Lines of data

_ _ _ _ _

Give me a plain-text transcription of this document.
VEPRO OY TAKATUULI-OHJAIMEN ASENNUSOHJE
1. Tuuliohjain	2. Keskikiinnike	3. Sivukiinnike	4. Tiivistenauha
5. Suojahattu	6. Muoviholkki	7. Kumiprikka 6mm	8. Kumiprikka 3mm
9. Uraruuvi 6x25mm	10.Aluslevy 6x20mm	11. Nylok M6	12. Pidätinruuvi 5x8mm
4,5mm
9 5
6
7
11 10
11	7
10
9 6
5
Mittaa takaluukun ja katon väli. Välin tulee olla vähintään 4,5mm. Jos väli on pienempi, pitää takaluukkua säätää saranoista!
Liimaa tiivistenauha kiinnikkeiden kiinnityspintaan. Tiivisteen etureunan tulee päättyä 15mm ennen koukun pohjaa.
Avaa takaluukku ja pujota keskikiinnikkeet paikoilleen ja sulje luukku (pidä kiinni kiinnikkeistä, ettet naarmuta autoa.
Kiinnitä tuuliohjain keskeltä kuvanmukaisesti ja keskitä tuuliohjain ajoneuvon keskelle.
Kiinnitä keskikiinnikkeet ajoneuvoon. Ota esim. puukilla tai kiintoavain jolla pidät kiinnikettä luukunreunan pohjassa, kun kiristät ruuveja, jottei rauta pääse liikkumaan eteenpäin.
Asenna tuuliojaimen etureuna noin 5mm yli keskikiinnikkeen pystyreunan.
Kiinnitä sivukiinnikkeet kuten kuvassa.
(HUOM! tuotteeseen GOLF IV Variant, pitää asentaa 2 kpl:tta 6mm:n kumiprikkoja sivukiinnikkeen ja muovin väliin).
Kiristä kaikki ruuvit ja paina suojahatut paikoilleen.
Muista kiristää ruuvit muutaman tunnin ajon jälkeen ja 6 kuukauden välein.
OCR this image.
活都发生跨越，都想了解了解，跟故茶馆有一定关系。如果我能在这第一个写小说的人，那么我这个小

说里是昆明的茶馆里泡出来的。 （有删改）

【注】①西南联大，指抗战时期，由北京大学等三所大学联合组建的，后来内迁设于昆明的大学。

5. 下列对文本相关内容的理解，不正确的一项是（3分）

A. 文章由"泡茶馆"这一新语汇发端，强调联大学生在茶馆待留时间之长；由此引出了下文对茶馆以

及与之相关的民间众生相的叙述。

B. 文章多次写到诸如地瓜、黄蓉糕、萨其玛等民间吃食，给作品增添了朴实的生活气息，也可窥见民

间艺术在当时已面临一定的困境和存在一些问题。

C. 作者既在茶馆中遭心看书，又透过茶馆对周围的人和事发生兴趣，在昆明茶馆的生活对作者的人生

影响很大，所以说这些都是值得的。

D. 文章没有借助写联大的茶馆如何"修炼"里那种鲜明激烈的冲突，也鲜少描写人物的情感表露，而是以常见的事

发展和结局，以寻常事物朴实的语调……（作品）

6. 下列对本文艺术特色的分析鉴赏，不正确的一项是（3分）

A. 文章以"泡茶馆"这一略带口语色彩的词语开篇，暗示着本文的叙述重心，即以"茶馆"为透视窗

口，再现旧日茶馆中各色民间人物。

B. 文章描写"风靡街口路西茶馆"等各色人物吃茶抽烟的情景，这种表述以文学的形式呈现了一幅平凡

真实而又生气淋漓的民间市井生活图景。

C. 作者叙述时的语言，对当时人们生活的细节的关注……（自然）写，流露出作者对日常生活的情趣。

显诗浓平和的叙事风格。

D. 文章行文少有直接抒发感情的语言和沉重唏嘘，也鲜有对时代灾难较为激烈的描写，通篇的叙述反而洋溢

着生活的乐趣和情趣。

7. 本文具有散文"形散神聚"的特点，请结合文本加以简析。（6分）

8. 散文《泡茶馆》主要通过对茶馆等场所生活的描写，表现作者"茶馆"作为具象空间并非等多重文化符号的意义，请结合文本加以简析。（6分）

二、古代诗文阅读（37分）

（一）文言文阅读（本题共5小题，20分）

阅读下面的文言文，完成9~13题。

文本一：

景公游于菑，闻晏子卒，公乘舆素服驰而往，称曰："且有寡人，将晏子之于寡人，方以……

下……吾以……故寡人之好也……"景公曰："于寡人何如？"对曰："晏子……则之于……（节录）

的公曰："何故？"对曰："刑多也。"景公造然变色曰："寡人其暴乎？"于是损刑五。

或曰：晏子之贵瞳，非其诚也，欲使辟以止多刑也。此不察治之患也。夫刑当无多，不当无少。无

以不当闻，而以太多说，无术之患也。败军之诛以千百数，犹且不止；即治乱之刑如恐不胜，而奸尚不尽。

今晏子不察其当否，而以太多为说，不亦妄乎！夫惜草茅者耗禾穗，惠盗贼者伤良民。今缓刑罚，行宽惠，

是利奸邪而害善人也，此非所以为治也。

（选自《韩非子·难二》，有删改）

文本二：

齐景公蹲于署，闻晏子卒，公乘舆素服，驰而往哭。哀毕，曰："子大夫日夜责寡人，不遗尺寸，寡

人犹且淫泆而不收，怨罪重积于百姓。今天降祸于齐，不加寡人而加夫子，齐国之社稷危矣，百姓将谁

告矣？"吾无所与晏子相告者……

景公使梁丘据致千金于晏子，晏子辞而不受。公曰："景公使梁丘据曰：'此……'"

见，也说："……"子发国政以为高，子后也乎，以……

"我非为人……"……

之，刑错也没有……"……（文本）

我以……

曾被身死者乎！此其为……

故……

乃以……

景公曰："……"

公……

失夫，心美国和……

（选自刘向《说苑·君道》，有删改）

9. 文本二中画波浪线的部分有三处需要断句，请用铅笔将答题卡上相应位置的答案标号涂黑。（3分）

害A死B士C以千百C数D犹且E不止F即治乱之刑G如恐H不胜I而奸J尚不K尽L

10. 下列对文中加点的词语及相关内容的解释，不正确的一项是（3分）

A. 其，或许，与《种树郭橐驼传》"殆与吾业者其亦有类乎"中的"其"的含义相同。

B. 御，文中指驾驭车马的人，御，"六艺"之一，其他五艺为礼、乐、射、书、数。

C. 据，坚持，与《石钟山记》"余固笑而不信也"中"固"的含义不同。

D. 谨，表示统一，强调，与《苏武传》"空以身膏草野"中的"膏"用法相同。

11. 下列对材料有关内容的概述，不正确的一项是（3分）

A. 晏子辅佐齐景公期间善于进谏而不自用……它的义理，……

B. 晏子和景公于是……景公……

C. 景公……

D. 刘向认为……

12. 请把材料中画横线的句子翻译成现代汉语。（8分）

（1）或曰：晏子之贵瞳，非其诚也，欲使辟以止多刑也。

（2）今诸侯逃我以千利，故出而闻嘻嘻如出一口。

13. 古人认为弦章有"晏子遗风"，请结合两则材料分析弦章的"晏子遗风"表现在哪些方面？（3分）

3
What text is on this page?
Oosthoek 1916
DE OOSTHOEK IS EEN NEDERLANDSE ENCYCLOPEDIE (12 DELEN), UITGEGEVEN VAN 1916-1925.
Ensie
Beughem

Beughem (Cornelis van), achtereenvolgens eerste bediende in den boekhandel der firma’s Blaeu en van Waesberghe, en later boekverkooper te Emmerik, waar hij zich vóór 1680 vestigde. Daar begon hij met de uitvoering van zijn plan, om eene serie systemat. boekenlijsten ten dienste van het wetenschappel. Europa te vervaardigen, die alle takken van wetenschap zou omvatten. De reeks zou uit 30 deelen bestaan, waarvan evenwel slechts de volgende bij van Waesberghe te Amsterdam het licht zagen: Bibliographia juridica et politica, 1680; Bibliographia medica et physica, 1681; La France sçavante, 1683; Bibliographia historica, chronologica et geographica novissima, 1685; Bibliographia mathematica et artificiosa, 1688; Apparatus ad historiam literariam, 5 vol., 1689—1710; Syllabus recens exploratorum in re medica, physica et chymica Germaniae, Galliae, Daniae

_ _ _ _ _

WHAT IS ASKED.
Search the lines above for the string "ruuvit", then show every one that has it.

THE ANSWER.
Kiristä kaikki ruuvit ja paina suojahatut paikoilleen.
Muista kiristää ruuvit muutaman tunnin ajon jälkeen ja 6 kuukauden välein.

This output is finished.